LISTED RECORDS:
==============================

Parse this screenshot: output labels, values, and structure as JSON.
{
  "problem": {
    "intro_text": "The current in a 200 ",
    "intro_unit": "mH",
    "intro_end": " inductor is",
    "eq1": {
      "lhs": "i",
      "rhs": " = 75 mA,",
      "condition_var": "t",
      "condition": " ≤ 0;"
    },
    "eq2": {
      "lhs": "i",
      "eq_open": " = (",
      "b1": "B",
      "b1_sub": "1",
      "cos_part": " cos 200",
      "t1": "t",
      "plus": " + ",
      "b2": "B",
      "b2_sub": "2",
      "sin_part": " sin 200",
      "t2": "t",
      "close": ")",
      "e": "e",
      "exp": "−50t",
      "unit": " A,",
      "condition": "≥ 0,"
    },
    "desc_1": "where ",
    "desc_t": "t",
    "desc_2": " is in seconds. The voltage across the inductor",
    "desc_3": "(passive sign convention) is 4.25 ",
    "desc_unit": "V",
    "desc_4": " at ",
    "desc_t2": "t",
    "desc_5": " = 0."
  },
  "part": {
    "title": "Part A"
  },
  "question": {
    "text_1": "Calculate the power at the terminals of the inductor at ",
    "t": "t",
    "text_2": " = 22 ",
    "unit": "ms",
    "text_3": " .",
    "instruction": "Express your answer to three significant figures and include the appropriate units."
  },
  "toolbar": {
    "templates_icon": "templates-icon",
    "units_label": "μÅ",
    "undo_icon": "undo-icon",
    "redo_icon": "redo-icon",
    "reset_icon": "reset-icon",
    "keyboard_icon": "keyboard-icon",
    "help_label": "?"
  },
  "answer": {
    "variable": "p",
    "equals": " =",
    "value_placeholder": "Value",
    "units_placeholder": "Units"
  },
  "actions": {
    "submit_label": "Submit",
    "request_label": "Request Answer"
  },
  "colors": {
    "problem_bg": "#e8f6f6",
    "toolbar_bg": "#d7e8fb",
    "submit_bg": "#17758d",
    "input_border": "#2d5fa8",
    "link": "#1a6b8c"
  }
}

==============================

Copy out all of the data exactly, leaving nothing out.

Parse this screenshot: output labels, values, and structure as JSON.
{
  "problem": {
    "intro_text": "The current in a 200 ",
    "intro_unit": "mH",
    "intro_end": " inductor is",
    "eq1": {
      "lhs": "i",
      "rhs": " = 75 mA,",
      "condition_var": "t",
      "condition": " ≤ 0;"
    },
    "eq2": {
      "lhs": "i",
      "eq_open": " = (",
      "b1": "B",
      "b1_sub": "1",
      "cos_part": " cos 200",
      "t1": "t",
      "plus": " + ",
      "b2": "B",
      "b2_sub": "2",
      "sin_part": " sin 200",
      "t2": "t",
      "close": ")",
      "e": "e",
      "exp": "−50t",
      "unit": " A,",
      "condition": "≥ 0,"
    },
    "desc_1": "where ",
    "desc_t": "t",
    "desc_2": " is in seconds. The voltage across the inductor",
    "desc_3": "(passive sign convention) is 4.25 ",
    "desc_unit": "V",
    "desc_4": " at ",
    "desc_t2": "t",
    "desc_5": " = 0."
  },
  "part": {
    "title": "Part A"
  },
  "question": {
    "text_1": "Calculate the power at the terminals of the inductor at ",
    "t": "t",
    "text_2": " = 22 ",
    "unit": "ms",
    "text_3": " .",
    "instruction": "Express your answer to three significant figures and include the appropriate units."
  },
  "toolbar": {
    "templates_icon": "templates-icon",
    "units_label": "μÅ",
    "undo_icon": "undo-icon",
    "redo_icon": "redo-icon",
    "reset_icon": "reset-icon",
    "keyboard_icon": "keyboard-icon",
    "help_label": "?"
  },
  "answer": {
    "variable": "p",
    "equals": " =",
    "value_placeholder": "Value",
    "units_placeholder": "Units"
  },
  "actions": {
    "submit_label": "Submit",
    "request_label": "Request Answer"
  },
  "colors": {
    "problem_bg": "#e8f6f6",
    "toolbar_bg": "#d7e8fb",
    "submit_bg": "#17758d",
    "input_border": "#2d5fa8",
    "link": "#1a6b8c"
  }
}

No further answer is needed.